▶ Task objective: In the piece on the RSPCT shot-tracking debut, where is the sensor in RSPCT's system attached?

▶ Passage to read:

━━━━━━━━━━

Wednesday, October 17, 2018

Dave Torromeo making valuable connections in the sports and entertainment industries


The Sports Business Management program has been active visiting companies and organizations worldwide. From horses at Belmont and Yonkers Raceway to cutting edge technologies, Dave and others including Mark Jeffers have canvassed the industry  to help facilitate jobs, internships, events and partnerships for Manhattanville. For example, the Mville athletics department has signed on to use a new technology that is detailed in the article below.  

Live From NBA All-Star: RSPCT, SMT Take Shot-Tracking Graphics to Next Level on TNT’s Three-Point Contest
Sensor and real-time graphic reveal shooting accuracy and patterns
The RSPCT team at NBA All-Star: (from left) Oren Sadeh, Benjamin Zirman, 
Leo Moravtchik, Oren Moravtchik, Mark Jeffers

One of the highlights of Turner’s NBA All-Star Saturday Night coverage was the debut of a shot-tracking technology developed by Israeli startup RSPCT. Deployed for the Three-point Contest, RSPCT’s system, which uses a sensor attached to the backboard to identify exactly where the ball hits the rim/basket, was integrated with SMT’s graphics system to offer fans a deeper look at each competitor’s shooting accuracy and patterns.


The RSPCT ShotFactors graphic was featured throughout Turner’s Three-Point Contest coverage.
“There is a story behind shooting, and we believe it’s time to tell it. Shooting is more than just a make or a miss,” says RSPCT CEO Oren Moravtchik. “Turner and the NBA immediately understood that the first time they ever saw [our system] and said, Let’s do it.”

During Saturday night’s telecast, Turner featured an integrated scorebug-like graphic showing a circle representing the rim for each of the five racks of balls during the competition. As a player took a shot, groupings indicating where the ball hit the rim/basket were inserted in real time, showing where the ball landed on the rim or inside the basket.

“It’s a bridge between the deep analytics that teams are using and the average fan,” says RSPCT COO Leo Moravtchik. “Viewers can understand shooting accuracy faster and better without having to dive into analytics; they clearly see groupings of shots and why a shot is made or missed. Last night, if a player missed all five shots of a rack, you could see why: if they are all going right or all going left.”

━━━━━━━━━━

▶ Provided information:
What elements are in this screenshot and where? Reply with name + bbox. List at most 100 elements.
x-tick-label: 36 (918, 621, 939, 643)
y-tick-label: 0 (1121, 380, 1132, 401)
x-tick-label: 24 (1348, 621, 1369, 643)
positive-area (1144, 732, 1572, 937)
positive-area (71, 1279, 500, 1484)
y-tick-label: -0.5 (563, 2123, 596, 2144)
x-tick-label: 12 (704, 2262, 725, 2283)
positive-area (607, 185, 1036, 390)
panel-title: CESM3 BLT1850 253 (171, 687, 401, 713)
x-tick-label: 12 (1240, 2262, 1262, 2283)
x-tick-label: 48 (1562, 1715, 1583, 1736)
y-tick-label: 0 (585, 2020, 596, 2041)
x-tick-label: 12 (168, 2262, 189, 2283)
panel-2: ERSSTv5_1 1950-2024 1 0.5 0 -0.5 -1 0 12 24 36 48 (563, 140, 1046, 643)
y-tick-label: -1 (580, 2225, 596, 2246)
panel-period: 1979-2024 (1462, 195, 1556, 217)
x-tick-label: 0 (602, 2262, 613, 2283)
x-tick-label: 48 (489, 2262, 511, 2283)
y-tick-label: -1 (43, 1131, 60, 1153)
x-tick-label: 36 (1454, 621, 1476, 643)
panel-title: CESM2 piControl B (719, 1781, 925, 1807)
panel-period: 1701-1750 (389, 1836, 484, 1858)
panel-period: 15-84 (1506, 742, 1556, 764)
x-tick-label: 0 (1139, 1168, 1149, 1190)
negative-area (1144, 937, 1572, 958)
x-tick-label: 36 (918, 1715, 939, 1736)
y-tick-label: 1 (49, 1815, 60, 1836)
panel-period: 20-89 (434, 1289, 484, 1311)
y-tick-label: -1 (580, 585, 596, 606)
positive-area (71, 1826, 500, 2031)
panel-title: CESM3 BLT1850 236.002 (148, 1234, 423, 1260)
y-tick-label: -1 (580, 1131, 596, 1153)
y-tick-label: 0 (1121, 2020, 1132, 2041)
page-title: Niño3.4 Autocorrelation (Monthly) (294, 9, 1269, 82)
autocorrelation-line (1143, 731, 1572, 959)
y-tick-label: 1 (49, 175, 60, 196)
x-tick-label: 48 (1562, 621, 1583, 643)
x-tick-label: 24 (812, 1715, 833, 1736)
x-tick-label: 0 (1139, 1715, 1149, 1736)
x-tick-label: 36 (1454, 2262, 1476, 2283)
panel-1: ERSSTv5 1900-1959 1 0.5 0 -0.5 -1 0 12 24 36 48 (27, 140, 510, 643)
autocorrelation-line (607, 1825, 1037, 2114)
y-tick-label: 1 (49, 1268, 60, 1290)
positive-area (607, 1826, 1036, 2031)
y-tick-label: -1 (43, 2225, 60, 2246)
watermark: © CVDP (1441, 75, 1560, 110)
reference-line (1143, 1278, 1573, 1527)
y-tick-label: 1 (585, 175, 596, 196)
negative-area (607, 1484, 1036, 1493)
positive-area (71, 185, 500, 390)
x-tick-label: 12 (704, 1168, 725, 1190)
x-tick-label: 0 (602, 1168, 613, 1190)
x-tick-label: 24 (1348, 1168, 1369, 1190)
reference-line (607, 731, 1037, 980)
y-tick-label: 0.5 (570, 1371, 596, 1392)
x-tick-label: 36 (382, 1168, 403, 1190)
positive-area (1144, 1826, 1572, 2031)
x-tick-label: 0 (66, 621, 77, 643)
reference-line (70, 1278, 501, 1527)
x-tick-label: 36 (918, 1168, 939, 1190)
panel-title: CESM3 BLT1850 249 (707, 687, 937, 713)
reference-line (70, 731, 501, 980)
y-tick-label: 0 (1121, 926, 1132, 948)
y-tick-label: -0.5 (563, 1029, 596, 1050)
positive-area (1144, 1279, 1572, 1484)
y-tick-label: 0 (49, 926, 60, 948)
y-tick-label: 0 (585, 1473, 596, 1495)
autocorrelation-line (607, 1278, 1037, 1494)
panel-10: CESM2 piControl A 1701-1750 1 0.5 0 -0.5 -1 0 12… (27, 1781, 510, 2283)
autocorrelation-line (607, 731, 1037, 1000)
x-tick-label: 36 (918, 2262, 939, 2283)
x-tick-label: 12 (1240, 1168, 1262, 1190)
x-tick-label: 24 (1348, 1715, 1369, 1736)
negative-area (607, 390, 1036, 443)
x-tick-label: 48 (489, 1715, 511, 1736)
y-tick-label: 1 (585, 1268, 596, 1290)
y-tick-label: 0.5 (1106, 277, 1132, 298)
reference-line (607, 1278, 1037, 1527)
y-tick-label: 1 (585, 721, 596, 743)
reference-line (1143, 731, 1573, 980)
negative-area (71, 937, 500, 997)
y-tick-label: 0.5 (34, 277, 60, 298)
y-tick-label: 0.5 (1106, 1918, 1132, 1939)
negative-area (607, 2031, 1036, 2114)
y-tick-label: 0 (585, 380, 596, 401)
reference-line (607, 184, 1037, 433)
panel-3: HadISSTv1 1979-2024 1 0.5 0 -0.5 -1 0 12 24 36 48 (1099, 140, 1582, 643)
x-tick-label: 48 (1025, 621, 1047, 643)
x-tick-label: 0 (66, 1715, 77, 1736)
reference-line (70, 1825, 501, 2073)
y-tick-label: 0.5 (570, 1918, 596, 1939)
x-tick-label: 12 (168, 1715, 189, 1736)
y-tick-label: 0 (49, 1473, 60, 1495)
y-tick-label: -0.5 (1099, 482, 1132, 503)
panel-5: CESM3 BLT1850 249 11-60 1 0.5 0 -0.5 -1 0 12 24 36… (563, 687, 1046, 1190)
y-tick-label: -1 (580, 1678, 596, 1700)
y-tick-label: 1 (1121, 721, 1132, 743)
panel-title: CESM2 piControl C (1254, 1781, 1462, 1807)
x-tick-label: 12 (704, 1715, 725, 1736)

━━━━━━━━━━

▶ Written answer: To the backboard.